Dataset records:
__________

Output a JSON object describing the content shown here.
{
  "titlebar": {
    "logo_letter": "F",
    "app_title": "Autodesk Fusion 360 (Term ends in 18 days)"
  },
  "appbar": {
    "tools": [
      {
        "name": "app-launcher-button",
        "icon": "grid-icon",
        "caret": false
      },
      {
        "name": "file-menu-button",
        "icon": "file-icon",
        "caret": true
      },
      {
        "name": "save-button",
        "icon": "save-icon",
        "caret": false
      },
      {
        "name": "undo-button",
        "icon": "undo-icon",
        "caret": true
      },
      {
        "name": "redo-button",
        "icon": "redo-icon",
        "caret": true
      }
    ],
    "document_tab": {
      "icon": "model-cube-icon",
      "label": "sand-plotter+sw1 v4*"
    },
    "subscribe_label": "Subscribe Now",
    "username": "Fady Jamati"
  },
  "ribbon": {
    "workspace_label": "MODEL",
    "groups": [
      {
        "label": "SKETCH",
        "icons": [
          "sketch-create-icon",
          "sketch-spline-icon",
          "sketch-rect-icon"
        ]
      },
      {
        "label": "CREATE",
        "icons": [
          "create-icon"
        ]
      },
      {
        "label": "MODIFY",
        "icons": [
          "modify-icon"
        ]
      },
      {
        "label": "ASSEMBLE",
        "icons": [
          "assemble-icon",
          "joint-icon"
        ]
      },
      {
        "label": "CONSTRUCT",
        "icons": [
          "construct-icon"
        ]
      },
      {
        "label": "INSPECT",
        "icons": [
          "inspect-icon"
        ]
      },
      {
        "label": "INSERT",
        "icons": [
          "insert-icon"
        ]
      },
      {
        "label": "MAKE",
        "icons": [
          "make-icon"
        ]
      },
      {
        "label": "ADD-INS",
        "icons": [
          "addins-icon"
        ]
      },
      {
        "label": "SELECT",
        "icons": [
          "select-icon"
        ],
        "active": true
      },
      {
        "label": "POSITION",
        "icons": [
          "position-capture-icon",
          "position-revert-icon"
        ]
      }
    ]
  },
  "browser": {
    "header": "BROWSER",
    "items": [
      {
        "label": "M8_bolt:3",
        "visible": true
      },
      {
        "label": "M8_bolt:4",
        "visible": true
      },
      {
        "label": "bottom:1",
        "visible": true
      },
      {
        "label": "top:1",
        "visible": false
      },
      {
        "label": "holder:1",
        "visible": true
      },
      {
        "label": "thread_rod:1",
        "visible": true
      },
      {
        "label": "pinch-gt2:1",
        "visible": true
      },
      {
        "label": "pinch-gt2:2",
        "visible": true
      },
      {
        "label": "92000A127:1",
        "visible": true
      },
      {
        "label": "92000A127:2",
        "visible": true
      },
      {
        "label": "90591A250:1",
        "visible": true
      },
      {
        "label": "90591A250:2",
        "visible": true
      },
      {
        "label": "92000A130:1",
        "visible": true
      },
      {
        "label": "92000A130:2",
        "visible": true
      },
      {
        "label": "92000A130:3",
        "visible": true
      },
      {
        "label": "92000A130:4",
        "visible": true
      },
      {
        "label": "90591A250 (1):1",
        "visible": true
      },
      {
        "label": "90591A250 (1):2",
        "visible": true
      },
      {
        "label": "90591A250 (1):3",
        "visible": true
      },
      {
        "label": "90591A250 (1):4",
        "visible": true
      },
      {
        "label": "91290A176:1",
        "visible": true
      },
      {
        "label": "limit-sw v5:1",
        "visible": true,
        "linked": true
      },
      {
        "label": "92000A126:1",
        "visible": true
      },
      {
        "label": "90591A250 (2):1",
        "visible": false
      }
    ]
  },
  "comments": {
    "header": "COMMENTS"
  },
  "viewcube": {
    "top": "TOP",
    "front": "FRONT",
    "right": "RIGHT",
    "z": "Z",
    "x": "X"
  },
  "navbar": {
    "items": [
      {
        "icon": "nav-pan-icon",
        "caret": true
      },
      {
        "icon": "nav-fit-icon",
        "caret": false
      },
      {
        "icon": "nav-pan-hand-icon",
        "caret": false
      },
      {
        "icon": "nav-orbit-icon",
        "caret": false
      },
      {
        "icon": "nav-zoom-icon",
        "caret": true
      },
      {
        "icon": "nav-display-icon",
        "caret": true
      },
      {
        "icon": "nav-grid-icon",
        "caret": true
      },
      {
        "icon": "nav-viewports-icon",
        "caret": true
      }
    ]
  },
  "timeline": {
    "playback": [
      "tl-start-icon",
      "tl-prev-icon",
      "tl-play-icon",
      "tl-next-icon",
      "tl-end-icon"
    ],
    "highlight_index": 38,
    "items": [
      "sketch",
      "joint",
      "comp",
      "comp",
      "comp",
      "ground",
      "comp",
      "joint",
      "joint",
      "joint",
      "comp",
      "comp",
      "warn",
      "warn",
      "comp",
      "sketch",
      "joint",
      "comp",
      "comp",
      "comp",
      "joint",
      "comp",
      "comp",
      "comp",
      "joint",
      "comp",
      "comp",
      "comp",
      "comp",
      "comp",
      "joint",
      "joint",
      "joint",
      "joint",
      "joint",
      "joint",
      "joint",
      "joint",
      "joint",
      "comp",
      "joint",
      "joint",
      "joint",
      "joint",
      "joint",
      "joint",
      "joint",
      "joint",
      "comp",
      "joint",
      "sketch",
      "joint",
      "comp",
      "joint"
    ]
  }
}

__________

**WHAT YOU WILL DO**.
Take the records above and return them exactly as written.

**REPLY**.
Output a JSON object describing the content shown here.
{
  "titlebar": {
    "logo_letter": "F",
    "app_title": "Autodesk Fusion 360 (Term ends in 18 days)"
  },
  "appbar": {
    "tools": [
      {
        "name": "app-launcher-button",
        "icon": "grid-icon",
        "caret": false
      },
      {
        "name": "file-menu-button",
        "icon": "file-icon",
        "caret": true
      },
      {
        "name": "save-button",
        "icon": "save-icon",
        "caret": false
      },
      {
        "name": "undo-button",
        "icon": "undo-icon",
        "caret": true
      },
      {
        "name": "redo-button",
        "icon": "redo-icon",
        "caret": true
      }
    ],
    "document_tab": {
      "icon": "model-cube-icon",
      "label": "sand-plotter+sw1 v4*"
    },
    "subscribe_label": "Subscribe Now",
    "username": "Fady Jamati"
  },
  "ribbon": {
    "workspace_label": "MODEL",
    "groups": [
      {
        "label": "SKETCH",
        "icons": [
          "sketch-create-icon",
          "sketch-spline-icon",
          "sketch-rect-icon"
        ]
      },
      {
        "label": "CREATE",
        "icons": [
          "create-icon"
        ]
      },
      {
        "label": "MODIFY",
        "icons": [
          "modify-icon"
        ]
      },
      {
        "label": "ASSEMBLE",
        "icons": [
          "assemble-icon",
          "joint-icon"
        ]
      },
      {
        "label": "CONSTRUCT",
        "icons": [
          "construct-icon"
        ]
      },
      {
        "label": "INSPECT",
        "icons": [
          "inspect-icon"
        ]
      },
      {
        "label": "INSERT",
        "icons": [
          "insert-icon"
        ]
      },
      {
        "label": "MAKE",
        "icons": [
          "make-icon"
        ]
      },
      {
        "label": "ADD-INS",
        "icons": [
          "addins-icon"
        ]
      },
      {
        "label": "SELECT",
        "icons": [
          "select-icon"
        ],
        "active": true
      },
      {
        "label": "POSITION",
        "icons": [
          "position-capture-icon",
          "position-revert-icon"
        ]
      }
    ]
  },
  "browser": {
    "header": "BROWSER",
    "items": [
      {
        "label": "M8_bolt:3",
        "visible": true
      },
      {
        "label": "M8_bolt:4",
        "visible": true
      },
      {
        "label": "bottom:1",
        "visible": true
      },
      {
        "label": "top:1",
        "visible": false
      },
      {
        "label": "holder:1",
        "visible": true
      },
      {
        "label": "thread_rod:1",
        "visible": true
      },
      {
        "label": "pinch-gt2:1",
        "visible": true
      },
      {
        "label": "pinch-gt2:2",
        "visible": true
      },
      {
        "label": "92000A127:1",
        "visible": true
      },
      {
        "label": "92000A127:2",
        "visible": true
      },
      {
        "label": "90591A250:1",
        "visible": true
      },
      {
        "label": "90591A250:2",
        "visible": true
      },
      {
        "label": "92000A130:1",
        "visible": true
      },
      {
        "label": "92000A130:2",
        "visible": true
      },
      {
        "label": "92000A130:3",
        "visible": true
      },
      {
        "label": "92000A130:4",
        "visible": true
      },
      {
        "label": "90591A250 (1):1",
        "visible": true
      },
      {
        "label": "90591A250 (1):2",
        "visible": true
      },
      {
        "label": "90591A250 (1):3",
        "visible": true
      },
      {
        "label": "90591A250 (1):4",
        "visible": true
      },
      {
        "label": "91290A176:1",
        "visible": true
      },
      {
        "label": "limit-sw v5:1",
        "visible": true,
        "linked": true
      },
      {
        "label": "92000A126:1",
        "visible": true
      },
      {
        "label": "90591A250 (2):1",
        "visible": false
      }
    ]
  },
  "comments": {
    "header": "COMMENTS"
  },
  "viewcube": {
    "top": "TOP",
    "front": "FRONT",
    "right": "RIGHT",
    "z": "Z",
    "x": "X"
  },
  "navbar": {
    "items": [
      {
        "icon": "nav-pan-icon",
        "caret": true
      },
      {
        "icon": "nav-fit-icon",
        "caret": false
      },
      {
        "icon": "nav-pan-hand-icon",
        "caret": false
      },
      {
        "icon": "nav-orbit-icon",
        "caret": false
      },
      {
        "icon": "nav-zoom-icon",
        "caret": true
      },
      {
        "icon": "nav-display-icon",
        "caret": true
      },
      {
        "icon": "nav-grid-icon",
        "caret": true
      },
      {
        "icon": "nav-viewports-icon",
        "caret": true
      }
    ]
  },
  "timeline": {
    "playback": [
      "tl-start-icon",
      "tl-prev-icon",
      "tl-play-icon",
      "tl-next-icon",
      "tl-end-icon"
    ],
    "highlight_index": 38,
    "items": [
      "sketch",
      "joint",
      "comp",
      "comp",
      "comp",
      "ground",
      "comp",
      "joint",
      "joint",
      "joint",
      "comp",
      "comp",
      "warn",
      "warn",
      "comp",
      "sketch",
      "joint",
      "comp",
      "comp",
      "comp",
      "joint",
      "comp",
      "comp",
      "comp",
      "joint",
      "comp",
      "comp",
      "comp",
      "comp",
      "comp",
      "joint",
      "joint",
      "joint",
      "joint",
      "joint",
      "joint",
      "joint",
      "joint",
      "joint",
      "comp",
      "joint",
      "joint",
      "joint",
      "joint",
      "joint",
      "joint",
      "joint",
      "joint",
      "comp",
      "joint",
      "sketch",
      "joint",
      "comp",
      "joint"
    ]
  }
}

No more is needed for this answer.